Restate all of the data exactly.

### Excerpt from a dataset

□ □ □ □

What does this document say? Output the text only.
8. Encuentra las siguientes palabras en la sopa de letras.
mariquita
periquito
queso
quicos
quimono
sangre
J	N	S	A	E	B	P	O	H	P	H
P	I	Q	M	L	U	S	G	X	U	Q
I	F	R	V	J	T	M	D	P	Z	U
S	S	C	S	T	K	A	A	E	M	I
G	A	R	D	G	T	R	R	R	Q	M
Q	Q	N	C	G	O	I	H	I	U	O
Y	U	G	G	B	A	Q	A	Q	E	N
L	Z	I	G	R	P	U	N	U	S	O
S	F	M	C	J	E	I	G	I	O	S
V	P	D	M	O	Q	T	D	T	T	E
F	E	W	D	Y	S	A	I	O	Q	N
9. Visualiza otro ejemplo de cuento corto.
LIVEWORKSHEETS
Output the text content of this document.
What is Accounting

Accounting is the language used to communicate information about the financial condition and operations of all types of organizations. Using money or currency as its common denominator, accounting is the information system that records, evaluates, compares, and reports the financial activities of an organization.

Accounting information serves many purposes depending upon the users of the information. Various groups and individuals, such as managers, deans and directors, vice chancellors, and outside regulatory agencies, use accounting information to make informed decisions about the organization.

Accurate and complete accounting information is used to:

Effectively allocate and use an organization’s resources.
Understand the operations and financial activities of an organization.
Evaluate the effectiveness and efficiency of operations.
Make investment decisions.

□ □ □ □

### EXERCISE OUTPUT
What does this document say? Output the text only.
8. Encuentra las siguientes palabras en la sopa de letras.
mariquita
periquito
queso
quicos
quimono
sangre
J	N	S	A	E	B	P	O	H	P	H
P	I	Q	M	L	U	S	G	X	U	Q
I	F	R	V	J	T	M	D	P	Z	U
S	S	C	S	T	K	A	A	E	M	I
G	A	R	D	G	T	R	R	R	Q	M
Q	Q	N	C	G	O	I	H	I	U	O
Y	U	G	G	B	A	Q	A	Q	E	N
L	Z	I	G	R	P	U	N	U	S	O
S	F	M	C	J	E	I	G	I	O	S
V	P	D	M	O	Q	T	D	T	T	E
F	E	W	D	Y	S	A	I	O	Q	N
9. Visualiza otro ejemplo de cuento corto.
LIVEWORKSHEETS
Output the text content of this document.
What is Accounting

Accounting is the language used to communicate information about the financial condition and operations of all types of organizations. Using money or currency as its common denominator, accounting is the information system that records, evaluates, compares, and reports the financial activities of an organization.

Accounting information serves many purposes depending upon the users of the information. Various groups and individuals, such as managers, deans and directors, vice chancellors, and outside regulatory agencies, use accounting information to make informed decisions about the organization.

Accurate and complete accounting information is used to:

Effectively allocate and use an organization’s resources.
Understand the operations and financial activities of an organization.
Evaluate the effectiveness and efficiency of operations.
Make investment decisions.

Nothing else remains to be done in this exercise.